SELECTED EXCERPT
Figure 2. Nitrate transport activities of M. truncatula orthologs of AtNPF6.3 and mutant variants in Xenopus laevis oocytes.

Figure 2

  • A, B
    cRNA or water as a control was injected into oocytes and uptake was assessed two days after injection for 14 h in N free MBS.

Data information: Biological replicates: n = 5 with 2 oocytes in each sample. Asterisks denote significant difference: **P < 0.01, *P < 0.05 (Student’s t‐test).

We also compared 10 mM NO3 uptake by AtNPF6.3 and MtNPF6.7 as well as the T101 phosphomimetic variants but with 8 h exposure. Substitution of alanine and aspartate at T101 both reduced the NO3 accumulation in oocytes compared with the wild types for both genes. However, there was no significant difference between the variants for AtNPF6.3 and MtNPF6.7 (Appendix Fig S1B).

EXERCISE
Pick up the passage above on nitrate uptake by AtNPF6.3 and MtNPF6.7 in Xenopus oocytes after its final sentence, and write what comes next.

RECORDS SHOWN
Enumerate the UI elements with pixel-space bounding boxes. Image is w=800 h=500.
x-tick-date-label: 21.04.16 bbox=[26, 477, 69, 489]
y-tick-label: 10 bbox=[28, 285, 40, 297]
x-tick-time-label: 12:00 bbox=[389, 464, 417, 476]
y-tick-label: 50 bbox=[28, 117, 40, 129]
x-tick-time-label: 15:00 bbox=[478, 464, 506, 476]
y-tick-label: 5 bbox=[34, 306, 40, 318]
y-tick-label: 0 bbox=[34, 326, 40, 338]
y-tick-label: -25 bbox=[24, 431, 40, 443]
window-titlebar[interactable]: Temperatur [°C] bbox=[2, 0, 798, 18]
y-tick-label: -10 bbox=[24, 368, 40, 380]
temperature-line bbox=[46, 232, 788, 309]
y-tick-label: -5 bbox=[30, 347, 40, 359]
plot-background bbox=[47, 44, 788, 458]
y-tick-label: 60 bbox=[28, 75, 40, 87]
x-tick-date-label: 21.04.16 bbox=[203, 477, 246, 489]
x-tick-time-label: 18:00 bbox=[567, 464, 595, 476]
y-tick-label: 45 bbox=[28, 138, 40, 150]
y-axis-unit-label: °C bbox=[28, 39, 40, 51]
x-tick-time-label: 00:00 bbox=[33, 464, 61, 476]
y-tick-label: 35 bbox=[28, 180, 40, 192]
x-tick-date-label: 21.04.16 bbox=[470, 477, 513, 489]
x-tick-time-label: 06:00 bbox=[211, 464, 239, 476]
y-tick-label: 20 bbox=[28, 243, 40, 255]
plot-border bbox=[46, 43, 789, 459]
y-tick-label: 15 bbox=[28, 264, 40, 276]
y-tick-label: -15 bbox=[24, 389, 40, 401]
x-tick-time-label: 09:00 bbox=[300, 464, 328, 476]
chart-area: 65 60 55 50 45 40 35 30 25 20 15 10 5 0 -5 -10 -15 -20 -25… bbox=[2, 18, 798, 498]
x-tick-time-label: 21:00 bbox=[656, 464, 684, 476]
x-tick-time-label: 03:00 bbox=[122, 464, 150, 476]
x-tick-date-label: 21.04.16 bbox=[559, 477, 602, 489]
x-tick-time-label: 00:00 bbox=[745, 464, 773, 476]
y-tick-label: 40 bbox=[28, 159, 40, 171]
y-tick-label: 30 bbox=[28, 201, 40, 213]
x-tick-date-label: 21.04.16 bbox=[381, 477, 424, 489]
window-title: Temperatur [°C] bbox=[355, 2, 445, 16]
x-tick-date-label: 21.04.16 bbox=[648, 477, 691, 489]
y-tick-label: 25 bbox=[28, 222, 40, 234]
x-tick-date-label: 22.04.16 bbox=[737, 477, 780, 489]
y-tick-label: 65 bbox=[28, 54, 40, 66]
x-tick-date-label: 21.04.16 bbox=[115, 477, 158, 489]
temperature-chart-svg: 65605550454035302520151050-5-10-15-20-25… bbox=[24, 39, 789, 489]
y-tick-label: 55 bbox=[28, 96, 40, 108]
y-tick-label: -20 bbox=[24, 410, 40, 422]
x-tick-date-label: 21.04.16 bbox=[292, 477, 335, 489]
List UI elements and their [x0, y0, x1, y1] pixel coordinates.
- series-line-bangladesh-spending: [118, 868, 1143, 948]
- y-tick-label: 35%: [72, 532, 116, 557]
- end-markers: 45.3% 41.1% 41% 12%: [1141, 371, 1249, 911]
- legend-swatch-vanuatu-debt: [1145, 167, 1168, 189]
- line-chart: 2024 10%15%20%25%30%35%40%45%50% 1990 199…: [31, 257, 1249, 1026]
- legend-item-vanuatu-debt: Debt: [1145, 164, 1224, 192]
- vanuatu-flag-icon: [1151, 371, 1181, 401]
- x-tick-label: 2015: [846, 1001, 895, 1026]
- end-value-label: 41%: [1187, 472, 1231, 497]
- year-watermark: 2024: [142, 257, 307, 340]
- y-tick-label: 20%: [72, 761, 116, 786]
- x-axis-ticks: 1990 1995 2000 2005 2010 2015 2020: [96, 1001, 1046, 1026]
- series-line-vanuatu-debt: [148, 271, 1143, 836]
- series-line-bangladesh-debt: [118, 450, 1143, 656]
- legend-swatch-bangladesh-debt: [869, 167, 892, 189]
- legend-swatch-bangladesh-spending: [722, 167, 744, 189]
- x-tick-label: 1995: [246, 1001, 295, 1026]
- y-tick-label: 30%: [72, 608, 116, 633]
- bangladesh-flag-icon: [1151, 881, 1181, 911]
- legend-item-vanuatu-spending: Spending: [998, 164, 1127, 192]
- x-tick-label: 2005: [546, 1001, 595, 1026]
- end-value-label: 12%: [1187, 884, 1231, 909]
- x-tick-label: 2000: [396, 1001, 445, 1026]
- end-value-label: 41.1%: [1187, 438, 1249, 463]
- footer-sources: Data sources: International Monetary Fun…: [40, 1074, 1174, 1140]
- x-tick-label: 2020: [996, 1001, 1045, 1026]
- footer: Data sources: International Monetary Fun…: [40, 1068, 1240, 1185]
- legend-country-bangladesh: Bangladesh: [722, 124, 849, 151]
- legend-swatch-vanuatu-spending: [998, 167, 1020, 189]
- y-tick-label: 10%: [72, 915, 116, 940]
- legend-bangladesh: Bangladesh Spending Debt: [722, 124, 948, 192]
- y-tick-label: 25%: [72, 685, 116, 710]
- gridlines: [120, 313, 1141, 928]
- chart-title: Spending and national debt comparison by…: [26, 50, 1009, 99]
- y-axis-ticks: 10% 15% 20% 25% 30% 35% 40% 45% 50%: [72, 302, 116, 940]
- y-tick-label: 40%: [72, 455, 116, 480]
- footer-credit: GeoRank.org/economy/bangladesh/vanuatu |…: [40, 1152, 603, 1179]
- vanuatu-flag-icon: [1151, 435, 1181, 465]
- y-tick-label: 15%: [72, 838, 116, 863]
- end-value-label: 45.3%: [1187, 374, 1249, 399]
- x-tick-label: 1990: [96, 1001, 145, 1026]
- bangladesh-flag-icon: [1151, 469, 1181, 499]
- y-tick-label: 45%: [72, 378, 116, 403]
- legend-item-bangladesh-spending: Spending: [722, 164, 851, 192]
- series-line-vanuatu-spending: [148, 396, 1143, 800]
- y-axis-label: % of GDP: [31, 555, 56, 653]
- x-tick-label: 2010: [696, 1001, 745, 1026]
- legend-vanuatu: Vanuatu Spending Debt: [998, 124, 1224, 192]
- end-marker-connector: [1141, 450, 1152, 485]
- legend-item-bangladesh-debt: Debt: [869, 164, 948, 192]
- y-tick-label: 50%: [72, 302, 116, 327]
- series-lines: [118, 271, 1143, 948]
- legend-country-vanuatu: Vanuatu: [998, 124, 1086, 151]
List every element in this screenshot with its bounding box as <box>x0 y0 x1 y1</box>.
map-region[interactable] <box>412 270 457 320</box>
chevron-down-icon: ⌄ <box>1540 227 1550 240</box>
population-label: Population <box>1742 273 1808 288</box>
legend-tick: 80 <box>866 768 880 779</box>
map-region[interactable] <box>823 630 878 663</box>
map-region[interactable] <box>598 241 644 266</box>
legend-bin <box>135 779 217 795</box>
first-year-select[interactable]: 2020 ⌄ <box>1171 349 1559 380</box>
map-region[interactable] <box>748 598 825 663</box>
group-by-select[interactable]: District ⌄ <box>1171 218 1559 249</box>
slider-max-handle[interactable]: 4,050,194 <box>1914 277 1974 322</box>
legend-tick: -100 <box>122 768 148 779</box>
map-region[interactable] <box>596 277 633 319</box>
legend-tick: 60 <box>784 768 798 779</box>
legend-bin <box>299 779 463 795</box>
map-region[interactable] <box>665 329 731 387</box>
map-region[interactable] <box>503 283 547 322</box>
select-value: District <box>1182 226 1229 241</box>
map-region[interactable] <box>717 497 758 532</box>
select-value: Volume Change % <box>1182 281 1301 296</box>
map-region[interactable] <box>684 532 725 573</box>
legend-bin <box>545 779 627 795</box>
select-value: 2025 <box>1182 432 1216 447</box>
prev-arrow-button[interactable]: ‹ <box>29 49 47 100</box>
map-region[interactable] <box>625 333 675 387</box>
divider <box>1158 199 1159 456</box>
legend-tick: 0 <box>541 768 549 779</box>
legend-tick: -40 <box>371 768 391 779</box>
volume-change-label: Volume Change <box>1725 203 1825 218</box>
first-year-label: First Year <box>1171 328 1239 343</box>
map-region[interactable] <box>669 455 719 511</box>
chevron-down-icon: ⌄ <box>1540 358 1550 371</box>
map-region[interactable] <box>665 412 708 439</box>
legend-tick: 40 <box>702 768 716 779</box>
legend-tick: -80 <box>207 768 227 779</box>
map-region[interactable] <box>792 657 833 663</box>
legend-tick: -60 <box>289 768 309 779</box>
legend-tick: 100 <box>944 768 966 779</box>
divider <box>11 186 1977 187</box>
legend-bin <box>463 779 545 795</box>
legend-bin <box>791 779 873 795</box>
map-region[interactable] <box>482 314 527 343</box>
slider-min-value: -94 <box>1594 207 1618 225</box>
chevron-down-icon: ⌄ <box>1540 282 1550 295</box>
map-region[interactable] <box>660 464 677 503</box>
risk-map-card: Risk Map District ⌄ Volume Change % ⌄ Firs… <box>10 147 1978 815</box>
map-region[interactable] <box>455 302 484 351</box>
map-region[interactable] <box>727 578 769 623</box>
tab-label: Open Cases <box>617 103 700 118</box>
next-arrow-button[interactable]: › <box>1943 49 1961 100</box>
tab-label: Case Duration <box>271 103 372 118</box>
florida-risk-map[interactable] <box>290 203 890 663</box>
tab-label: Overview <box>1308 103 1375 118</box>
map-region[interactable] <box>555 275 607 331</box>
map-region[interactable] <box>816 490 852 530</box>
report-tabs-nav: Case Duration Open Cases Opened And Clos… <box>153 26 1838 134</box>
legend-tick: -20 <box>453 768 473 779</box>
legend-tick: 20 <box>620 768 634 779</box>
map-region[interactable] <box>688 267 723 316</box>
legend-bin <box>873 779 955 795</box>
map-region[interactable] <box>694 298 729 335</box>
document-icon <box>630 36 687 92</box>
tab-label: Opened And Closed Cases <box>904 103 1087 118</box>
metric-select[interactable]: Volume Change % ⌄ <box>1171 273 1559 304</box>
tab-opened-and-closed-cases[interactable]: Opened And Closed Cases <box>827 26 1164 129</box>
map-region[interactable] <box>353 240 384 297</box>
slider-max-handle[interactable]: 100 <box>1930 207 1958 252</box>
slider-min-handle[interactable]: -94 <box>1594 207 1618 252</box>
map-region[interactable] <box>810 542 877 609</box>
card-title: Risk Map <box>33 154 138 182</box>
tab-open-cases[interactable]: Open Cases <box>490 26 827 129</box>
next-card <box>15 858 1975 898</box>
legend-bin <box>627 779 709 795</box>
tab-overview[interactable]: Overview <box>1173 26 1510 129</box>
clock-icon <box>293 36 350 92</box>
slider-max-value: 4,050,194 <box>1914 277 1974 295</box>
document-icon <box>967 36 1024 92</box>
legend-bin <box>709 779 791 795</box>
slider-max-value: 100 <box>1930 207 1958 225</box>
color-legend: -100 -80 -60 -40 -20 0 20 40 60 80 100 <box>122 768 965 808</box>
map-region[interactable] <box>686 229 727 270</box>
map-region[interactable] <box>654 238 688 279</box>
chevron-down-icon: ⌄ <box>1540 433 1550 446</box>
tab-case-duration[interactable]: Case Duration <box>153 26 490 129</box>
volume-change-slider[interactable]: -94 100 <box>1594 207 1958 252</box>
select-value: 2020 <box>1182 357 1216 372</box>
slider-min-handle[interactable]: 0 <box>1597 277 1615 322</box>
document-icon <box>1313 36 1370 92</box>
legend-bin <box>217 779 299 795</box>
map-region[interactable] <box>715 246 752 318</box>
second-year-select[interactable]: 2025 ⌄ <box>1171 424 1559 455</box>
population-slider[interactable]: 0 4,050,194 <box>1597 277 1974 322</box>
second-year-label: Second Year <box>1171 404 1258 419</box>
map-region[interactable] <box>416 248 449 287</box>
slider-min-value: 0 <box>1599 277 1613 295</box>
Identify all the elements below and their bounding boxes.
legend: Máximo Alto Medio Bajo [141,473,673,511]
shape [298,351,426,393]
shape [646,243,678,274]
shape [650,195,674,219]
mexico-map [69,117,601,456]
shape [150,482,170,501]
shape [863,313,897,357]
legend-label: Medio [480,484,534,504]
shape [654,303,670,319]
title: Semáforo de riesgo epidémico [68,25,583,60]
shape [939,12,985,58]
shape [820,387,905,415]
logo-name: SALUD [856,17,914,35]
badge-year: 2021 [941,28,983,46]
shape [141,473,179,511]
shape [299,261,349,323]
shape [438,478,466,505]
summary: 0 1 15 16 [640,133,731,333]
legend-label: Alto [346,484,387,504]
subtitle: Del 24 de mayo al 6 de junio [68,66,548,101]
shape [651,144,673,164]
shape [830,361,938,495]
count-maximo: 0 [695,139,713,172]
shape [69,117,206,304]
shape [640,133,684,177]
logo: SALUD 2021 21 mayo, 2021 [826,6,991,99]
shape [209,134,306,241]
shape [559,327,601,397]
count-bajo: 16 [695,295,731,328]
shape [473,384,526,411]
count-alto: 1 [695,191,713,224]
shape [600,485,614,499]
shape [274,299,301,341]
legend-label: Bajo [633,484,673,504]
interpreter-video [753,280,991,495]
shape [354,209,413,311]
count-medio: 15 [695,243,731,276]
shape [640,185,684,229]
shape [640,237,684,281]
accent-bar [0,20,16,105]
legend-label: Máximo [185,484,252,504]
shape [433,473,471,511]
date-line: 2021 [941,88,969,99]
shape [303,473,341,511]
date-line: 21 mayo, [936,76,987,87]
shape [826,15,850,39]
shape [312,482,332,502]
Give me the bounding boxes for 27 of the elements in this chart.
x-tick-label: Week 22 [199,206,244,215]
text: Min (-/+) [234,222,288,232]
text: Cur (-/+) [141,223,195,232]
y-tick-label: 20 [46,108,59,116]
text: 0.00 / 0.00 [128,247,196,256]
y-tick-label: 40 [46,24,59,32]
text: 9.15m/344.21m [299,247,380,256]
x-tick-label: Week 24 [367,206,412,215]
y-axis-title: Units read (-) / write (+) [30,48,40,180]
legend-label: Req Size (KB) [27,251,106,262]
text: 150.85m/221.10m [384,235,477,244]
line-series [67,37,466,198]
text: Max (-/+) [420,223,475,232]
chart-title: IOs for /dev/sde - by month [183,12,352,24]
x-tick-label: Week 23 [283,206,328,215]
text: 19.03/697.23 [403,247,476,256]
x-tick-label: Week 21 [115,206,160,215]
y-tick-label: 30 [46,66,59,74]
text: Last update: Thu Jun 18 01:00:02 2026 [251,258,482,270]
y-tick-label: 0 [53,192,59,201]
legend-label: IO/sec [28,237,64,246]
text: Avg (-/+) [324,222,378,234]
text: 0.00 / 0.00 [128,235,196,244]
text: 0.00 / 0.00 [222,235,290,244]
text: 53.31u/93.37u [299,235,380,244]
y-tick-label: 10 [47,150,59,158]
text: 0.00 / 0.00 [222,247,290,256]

YOUR RESPONSE
We then tested NO3 ‐uptake by AtNPF6.3 and MtNPF6.7 and its variants using a range of NO3 concentrations in both the high‐ and low‐affinity ranges at pH 5.5 using a 1.5 h incubation period. In this experiment all three versions of MtNPF6.7 were able to transport nitrate at concentrations ≥ 150 μM (Fig EV1). Figure 3 shows the net NO3 accumulation in oocytes (with subtraction of the water injected controls). At the low‐affinity range (Fig 3B), the data matched well with linear regression curves with the R 2 values all above 0.95 except for MtNPF6.7‐T101D (R 2 = 0.86) (Table EV1). For the high‐affinity range, we compared both Michaelis–Menten and linear regression fits to the curves (Fig 3A). In general, the R 2 values for linear regression fits were all higher than with Michaelis–Menten curves (Table EV1). In the low‐affinity range the T101A/D variants showed equally reduced NO3 uptake for both AtNPF6.3 and MtNPF6.7. But these mutations had little effect in the high‐affinity range, contrasting with the results observed using longer term exposures.

Figure EV1. 15NO3 uptake in Xenopus oocytes at high (left) and low (right) affinity range.

Figure EV1

Values are mean ± SE (biological replicates: n = 3) with 3–4 oocytes in each sample. Asterisks denote significant difference: **P < 0.01, *P < 0.05 (Student’s t‐test).

Figure 3. Kinetic study of NO3 uptake in AtNPF6.3 and MtNPF6.7 expressing oocytes.

Figure 3

  • A, B
    The oocytes were exposed to different concentrations of NO3 in N free MBS for 1.5 h at pH5.5. Net NO3 accumulation was fitted with both Michaelis–Menten and Linear Regression in A for high‐affinity range and Linear Regression in B for low affinity. Values are the mean ± SE (biological replicates: n = 3) with 3–4 oocytes in each sample.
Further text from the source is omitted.